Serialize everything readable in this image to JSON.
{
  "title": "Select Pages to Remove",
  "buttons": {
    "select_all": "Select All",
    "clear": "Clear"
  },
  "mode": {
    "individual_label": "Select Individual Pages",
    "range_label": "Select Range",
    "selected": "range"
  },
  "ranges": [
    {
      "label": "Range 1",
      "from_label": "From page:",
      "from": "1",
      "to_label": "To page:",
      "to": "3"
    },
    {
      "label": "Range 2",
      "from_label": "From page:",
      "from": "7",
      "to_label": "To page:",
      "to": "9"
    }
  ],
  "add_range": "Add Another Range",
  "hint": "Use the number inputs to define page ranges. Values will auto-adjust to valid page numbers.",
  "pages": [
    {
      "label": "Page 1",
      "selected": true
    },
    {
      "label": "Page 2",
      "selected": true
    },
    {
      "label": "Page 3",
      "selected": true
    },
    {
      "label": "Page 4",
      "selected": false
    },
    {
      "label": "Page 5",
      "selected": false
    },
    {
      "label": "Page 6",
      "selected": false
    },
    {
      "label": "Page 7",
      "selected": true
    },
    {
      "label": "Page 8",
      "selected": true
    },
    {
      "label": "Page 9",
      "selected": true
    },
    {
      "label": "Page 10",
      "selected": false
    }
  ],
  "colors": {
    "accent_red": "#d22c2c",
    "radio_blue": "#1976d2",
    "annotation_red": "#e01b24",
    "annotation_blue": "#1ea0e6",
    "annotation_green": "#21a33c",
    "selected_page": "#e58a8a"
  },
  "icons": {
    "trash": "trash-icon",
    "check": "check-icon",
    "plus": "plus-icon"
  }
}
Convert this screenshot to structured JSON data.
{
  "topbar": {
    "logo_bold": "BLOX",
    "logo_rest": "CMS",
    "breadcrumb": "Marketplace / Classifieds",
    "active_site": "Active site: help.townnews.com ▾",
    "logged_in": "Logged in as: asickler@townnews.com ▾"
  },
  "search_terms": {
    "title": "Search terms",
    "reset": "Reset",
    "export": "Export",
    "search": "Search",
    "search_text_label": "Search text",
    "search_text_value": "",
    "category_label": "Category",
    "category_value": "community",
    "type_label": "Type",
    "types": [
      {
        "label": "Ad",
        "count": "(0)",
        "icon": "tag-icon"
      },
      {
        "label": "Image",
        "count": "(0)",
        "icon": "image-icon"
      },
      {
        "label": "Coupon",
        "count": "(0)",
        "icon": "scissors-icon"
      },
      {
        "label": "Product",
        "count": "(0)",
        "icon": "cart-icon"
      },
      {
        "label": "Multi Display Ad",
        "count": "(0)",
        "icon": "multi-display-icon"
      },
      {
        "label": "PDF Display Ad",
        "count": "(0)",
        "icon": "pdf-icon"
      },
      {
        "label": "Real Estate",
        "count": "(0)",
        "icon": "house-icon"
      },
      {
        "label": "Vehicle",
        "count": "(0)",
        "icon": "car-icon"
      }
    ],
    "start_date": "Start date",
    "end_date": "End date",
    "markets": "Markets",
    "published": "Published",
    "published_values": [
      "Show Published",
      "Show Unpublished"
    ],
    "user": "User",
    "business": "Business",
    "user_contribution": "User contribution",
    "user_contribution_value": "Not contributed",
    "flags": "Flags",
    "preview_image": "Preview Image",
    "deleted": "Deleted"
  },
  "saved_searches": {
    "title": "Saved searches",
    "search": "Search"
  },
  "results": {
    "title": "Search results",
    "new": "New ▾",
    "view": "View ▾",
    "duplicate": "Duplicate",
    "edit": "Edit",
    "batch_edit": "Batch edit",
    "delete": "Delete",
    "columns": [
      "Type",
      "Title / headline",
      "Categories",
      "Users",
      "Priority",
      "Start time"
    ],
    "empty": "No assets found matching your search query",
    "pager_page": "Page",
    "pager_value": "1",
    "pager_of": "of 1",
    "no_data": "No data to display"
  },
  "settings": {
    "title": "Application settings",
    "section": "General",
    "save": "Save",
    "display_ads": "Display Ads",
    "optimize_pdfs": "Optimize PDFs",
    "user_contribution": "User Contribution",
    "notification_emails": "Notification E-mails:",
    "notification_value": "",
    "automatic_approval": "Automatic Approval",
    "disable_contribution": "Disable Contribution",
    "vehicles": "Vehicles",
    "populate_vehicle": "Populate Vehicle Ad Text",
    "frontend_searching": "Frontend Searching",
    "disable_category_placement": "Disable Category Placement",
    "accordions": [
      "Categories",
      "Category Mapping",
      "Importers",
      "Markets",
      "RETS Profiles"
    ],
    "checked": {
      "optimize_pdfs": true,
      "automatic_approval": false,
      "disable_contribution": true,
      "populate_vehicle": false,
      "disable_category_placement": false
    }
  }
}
++++++++++++++++++++
Stated task:
In the records above, tally the lines where the word "date" appears, and give the number and nothing else.

Problem solution:
2